[Dataset entries on figures]

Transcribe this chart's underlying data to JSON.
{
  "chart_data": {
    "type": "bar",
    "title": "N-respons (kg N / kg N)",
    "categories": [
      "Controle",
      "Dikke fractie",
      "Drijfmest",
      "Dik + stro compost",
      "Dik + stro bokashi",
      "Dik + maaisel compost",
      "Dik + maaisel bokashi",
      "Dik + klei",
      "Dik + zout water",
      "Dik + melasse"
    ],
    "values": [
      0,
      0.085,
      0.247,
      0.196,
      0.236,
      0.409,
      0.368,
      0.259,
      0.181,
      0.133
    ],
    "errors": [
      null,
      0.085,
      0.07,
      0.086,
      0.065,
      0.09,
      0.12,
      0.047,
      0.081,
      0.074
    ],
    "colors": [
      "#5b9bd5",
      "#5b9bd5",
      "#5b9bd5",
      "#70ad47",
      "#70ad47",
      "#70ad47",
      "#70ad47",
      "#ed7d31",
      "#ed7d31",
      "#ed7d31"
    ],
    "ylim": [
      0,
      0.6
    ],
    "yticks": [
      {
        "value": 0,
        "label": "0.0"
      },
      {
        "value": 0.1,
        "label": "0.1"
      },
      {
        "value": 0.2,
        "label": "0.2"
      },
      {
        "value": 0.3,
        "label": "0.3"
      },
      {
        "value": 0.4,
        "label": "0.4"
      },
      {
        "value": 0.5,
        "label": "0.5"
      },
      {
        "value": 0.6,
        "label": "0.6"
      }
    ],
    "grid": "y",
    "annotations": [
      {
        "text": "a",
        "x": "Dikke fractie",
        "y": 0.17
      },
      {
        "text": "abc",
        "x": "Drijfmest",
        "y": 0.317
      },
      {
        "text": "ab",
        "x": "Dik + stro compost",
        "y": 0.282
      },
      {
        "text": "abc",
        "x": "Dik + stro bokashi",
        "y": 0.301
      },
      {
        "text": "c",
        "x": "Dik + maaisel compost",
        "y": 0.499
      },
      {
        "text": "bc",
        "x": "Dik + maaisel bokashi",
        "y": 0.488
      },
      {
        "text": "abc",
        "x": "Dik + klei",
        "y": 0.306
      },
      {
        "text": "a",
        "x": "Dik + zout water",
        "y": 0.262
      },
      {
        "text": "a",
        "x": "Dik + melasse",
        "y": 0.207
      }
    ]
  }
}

Work to do = State how many lines of the records above contain the word "label", and give only that number.

Right answer = 7